Write out all records as given; omit images.

# Data provided start

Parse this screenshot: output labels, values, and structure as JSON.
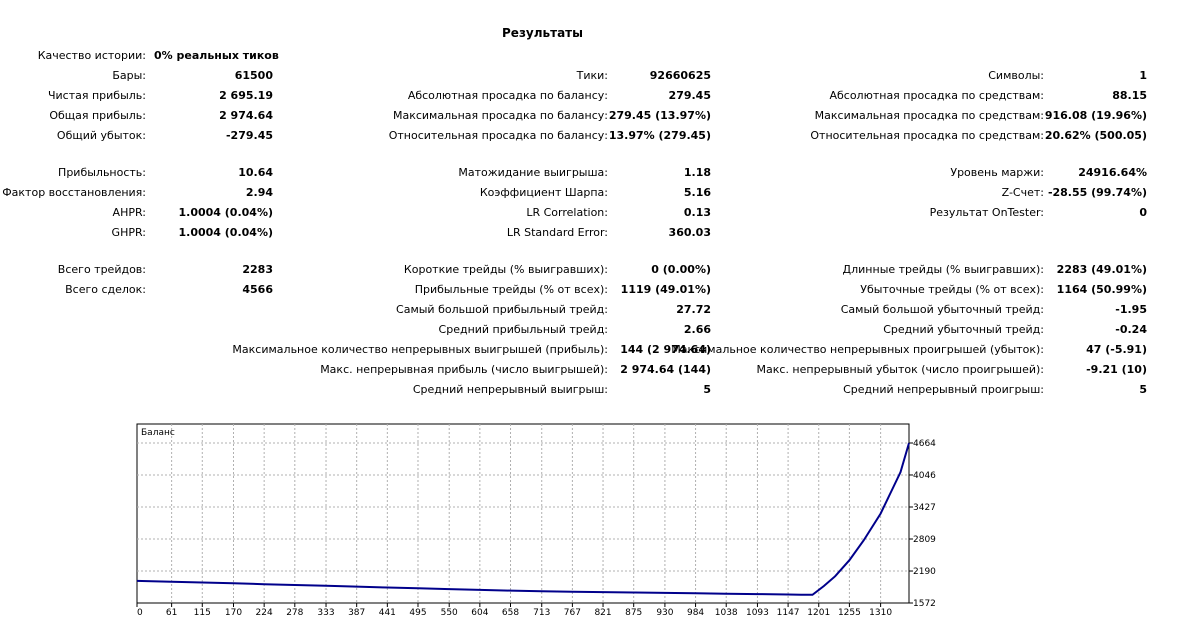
{
  "report": {
    "title": "Результаты",
    "history_quality": {
      "label": "Качество истории:",
      "value": "0% реальных тиков"
    },
    "col1": [
      {
        "label": "Бары:",
        "value": "61500"
      },
      {
        "label": "Чистая прибыль:",
        "value": "2 695.19"
      },
      {
        "label": "Общая прибыль:",
        "value": "2 974.64"
      },
      {
        "label": "Общий убыток:",
        "value": "-279.45"
      },
      {
        "label": "Прибыльность:",
        "value": "10.64"
      },
      {
        "label": "Фактор восстановления:",
        "value": "2.94"
      },
      {
        "label": "AHPR:",
        "value": "1.0004 (0.04%)"
      },
      {
        "label": "GHPR:",
        "value": "1.0004 (0.04%)"
      },
      {
        "label": "Всего трейдов:",
        "value": "2283"
      },
      {
        "label": "Всего сделок:",
        "value": "4566"
      }
    ],
    "col2": [
      {
        "label": "Тики:",
        "value": "92660625"
      },
      {
        "label": "Абсолютная просадка по балансу:",
        "value": "279.45"
      },
      {
        "label": "Максимальная просадка по балансу:",
        "value": "279.45 (13.97%)"
      },
      {
        "label": "Относительная просадка по балансу:",
        "value": "13.97% (279.45)"
      },
      {
        "label": "Матожидание выигрыша:",
        "value": "1.18"
      },
      {
        "label": "Коэффициент Шарпа:",
        "value": "5.16"
      },
      {
        "label": "LR Correlation:",
        "value": "0.13"
      },
      {
        "label": "LR Standard Error:",
        "value": "360.03"
      },
      {
        "label": "Короткие трейды (% выигравших):",
        "value": "0 (0.00%)"
      },
      {
        "label": "Прибыльные трейды (% от всех):",
        "value": "1119 (49.01%)"
      },
      {
        "label": "Самый большой прибыльный трейд:",
        "value": "27.72"
      },
      {
        "label": "Средний прибыльный трейд:",
        "value": "2.66"
      },
      {
        "label": "Максимальное количество непрерывных выигрышей (прибыль):",
        "value": "144 (2 974.64)"
      },
      {
        "label": "Макс. непрерывная прибыль (число выигрышей):",
        "value": "2 974.64 (144)"
      },
      {
        "label": "Средний непрерывный выигрыш:",
        "value": "5"
      }
    ],
    "col3": [
      {
        "label": "Символы:",
        "value": "1"
      },
      {
        "label": "Абсолютная просадка по средствам:",
        "value": "88.15"
      },
      {
        "label": "Максимальная просадка по средствам:",
        "value": "916.08 (19.96%)"
      },
      {
        "label": "Относительная просадка по средствам:",
        "value": "20.62% (500.05)"
      },
      {
        "label": "Уровень маржи:",
        "value": "24916.64%"
      },
      {
        "label": "Z-Счет:",
        "value": "-28.55 (99.74%)"
      },
      {
        "label": "Результат OnTester:",
        "value": "0"
      },
      {
        "label": "Длинные трейды (% выигравших):",
        "value": "2283 (49.01%)"
      },
      {
        "label": "Убыточные трейды (% от всех):",
        "value": "1164 (50.99%)"
      },
      {
        "label": "Самый большой убыточный трейд:",
        "value": "-1.95"
      },
      {
        "label": "Средний убыточный трейд:",
        "value": "-0.24"
      },
      {
        "label": "Максимальное количество непрерывных проигрышей (убыток):",
        "value": "47 (-5.91)"
      },
      {
        "label": "Макс. непрерывный убыток (число проигрышей):",
        "value": "-9.21 (10)"
      },
      {
        "label": "Средний непрерывный проигрыш:",
        "value": "5"
      }
    ]
  },
  "chart_data": {
    "type": "line",
    "title": "Баланс",
    "xlabel": "",
    "ylabel": "",
    "x_ticks": [
      "0",
      "61",
      "115",
      "170",
      "224",
      "278",
      "333",
      "387",
      "441",
      "495",
      "550",
      "604",
      "658",
      "713",
      "767",
      "821",
      "875",
      "930",
      "984",
      "1038",
      "1093",
      "1147",
      "1201",
      "1255",
      "1310"
    ],
    "y_ticks": [
      "4664",
      "4046",
      "3427",
      "2809",
      "2190",
      "1572"
    ],
    "xlim": [
      0,
      1360
    ],
    "ylim": [
      1572,
      4664
    ],
    "grid": true,
    "series": [
      {
        "name": "Баланс",
        "color": "#00008b",
        "x": [
          0,
          61,
          115,
          170,
          224,
          278,
          333,
          387,
          441,
          495,
          550,
          604,
          658,
          713,
          767,
          821,
          875,
          930,
          984,
          1038,
          1093,
          1147,
          1170,
          1190,
          1210,
          1230,
          1255,
          1280,
          1310,
          1345,
          1360
        ],
        "y": [
          2000,
          1984,
          1968,
          1952,
          1936,
          1920,
          1904,
          1888,
          1872,
          1856,
          1840,
          1826,
          1812,
          1800,
          1790,
          1782,
          1775,
          1768,
          1760,
          1752,
          1744,
          1736,
          1732,
          1730,
          1900,
          2090,
          2400,
          2780,
          3300,
          4100,
          4664
        ]
      }
    ]
  }
}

# Data provided end

Final result>
Parse this screenshot: output labels, values, and structure as JSON.
{
  "report": {
    "title": "Результаты",
    "history_quality": {
      "label": "Качество истории:",
      "value": "0% реальных тиков"
    },
    "col1": [
      {
        "label": "Бары:",
        "value": "61500"
      },
      {
        "label": "Чистая прибыль:",
        "value": "2 695.19"
      },
      {
        "label": "Общая прибыль:",
        "value": "2 974.64"
      },
      {
        "label": "Общий убыток:",
        "value": "-279.45"
      },
      {
        "label": "Прибыльность:",
        "value": "10.64"
      },
      {
        "label": "Фактор восстановления:",
        "value": "2.94"
      },
      {
        "label": "AHPR:",
        "value": "1.0004 (0.04%)"
      },
      {
        "label": "GHPR:",
        "value": "1.0004 (0.04%)"
      },
      {
        "label": "Всего трейдов:",
        "value": "2283"
      },
      {
        "label": "Всего сделок:",
        "value": "4566"
      }
    ],
    "col2": [
      {
        "label": "Тики:",
        "value": "92660625"
      },
      {
        "label": "Абсолютная просадка по балансу:",
        "value": "279.45"
      },
      {
        "label": "Максимальная просадка по балансу:",
        "value": "279.45 (13.97%)"
      },
      {
        "label": "Относительная просадка по балансу:",
        "value": "13.97% (279.45)"
      },
      {
        "label": "Матожидание выигрыша:",
        "value": "1.18"
      },
      {
        "label": "Коэффициент Шарпа:",
        "value": "5.16"
      },
      {
        "label": "LR Correlation:",
        "value": "0.13"
      },
      {
        "label": "LR Standard Error:",
        "value": "360.03"
      },
      {
        "label": "Короткие трейды (% выигравших):",
        "value": "0 (0.00%)"
      },
      {
        "label": "Прибыльные трейды (% от всех):",
        "value": "1119 (49.01%)"
      },
      {
        "label": "Самый большой прибыльный трейд:",
        "value": "27.72"
      },
      {
        "label": "Средний прибыльный трейд:",
        "value": "2.66"
      },
      {
        "label": "Максимальное количество непрерывных выигрышей (прибыль):",
        "value": "144 (2 974.64)"
      },
      {
        "label": "Макс. непрерывная прибыль (число выигрышей):",
        "value": "2 974.64 (144)"
      },
      {
        "label": "Средний непрерывный выигрыш:",
        "value": "5"
      }
    ],
    "col3": [
      {
        "label": "Символы:",
        "value": "1"
      },
      {
        "label": "Абсолютная просадка по средствам:",
        "value": "88.15"
      },
      {
        "label": "Максимальная просадка по средствам:",
        "value": "916.08 (19.96%)"
      },
      {
        "label": "Относительная просадка по средствам:",
        "value": "20.62% (500.05)"
      },
      {
        "label": "Уровень маржи:",
        "value": "24916.64%"
      },
      {
        "label": "Z-Счет:",
        "value": "-28.55 (99.74%)"
      },
      {
        "label": "Результат OnTester:",
        "value": "0"
      },
      {
        "label": "Длинные трейды (% выигравших):",
        "value": "2283 (49.01%)"
      },
      {
        "label": "Убыточные трейды (% от всех):",
        "value": "1164 (50.99%)"
      },
      {
        "label": "Самый большой убыточный трейд:",
        "value": "-1.95"
      },
      {
        "label": "Средний убыточный трейд:",
        "value": "-0.24"
      },
      {
        "label": "Максимальное количество непрерывных проигрышей (убыток):",
        "value": "47 (-5.91)"
      },
      {
        "label": "Макс. непрерывный убыток (число проигрышей):",
        "value": "-9.21 (10)"
      },
      {
        "label": "Средний непрерывный проигрыш:",
        "value": "5"
      }
    ]
  },
  "chart_data": {
    "type": "line",
    "title": "Баланс",
    "xlabel": "",
    "ylabel": "",
    "x_ticks": [
      "0",
      "61",
      "115",
      "170",
      "224",
      "278",
      "333",
      "387",
      "441",
      "495",
      "550",
      "604",
      "658",
      "713",
      "767",
      "821",
      "875",
      "930",
      "984",
      "1038",
      "1093",
      "1147",
      "1201",
      "1255",
      "1310"
    ],
    "y_ticks": [
      "4664",
      "4046",
      "3427",
      "2809",
      "2190",
      "1572"
    ],
    "xlim": [
      0,
      1360
    ],
    "ylim": [
      1572,
      4664
    ],
    "grid": true,
    "series": [
      {
        "name": "Баланс",
        "color": "#00008b",
        "x": [
          0,
          61,
          115,
          170,
          224,
          278,
          333,
          387,
          441,
          495,
          550,
          604,
          658,
          713,
          767,
          821,
          875,
          930,
          984,
          1038,
          1093,
          1147,
          1170,
          1190,
          1210,
          1230,
          1255,
          1280,
          1310,
          1345,
          1360
        ],
        "y": [
          2000,
          1984,
          1968,
          1952,
          1936,
          1920,
          1904,
          1888,
          1872,
          1856,
          1840,
          1826,
          1812,
          1800,
          1790,
          1782,
          1775,
          1768,
          1760,
          1752,
          1744,
          1736,
          1732,
          1730,
          1900,
          2090,
          2400,
          2780,
          3300,
          4100,
          4664
        ]
      }
    ]
  }
}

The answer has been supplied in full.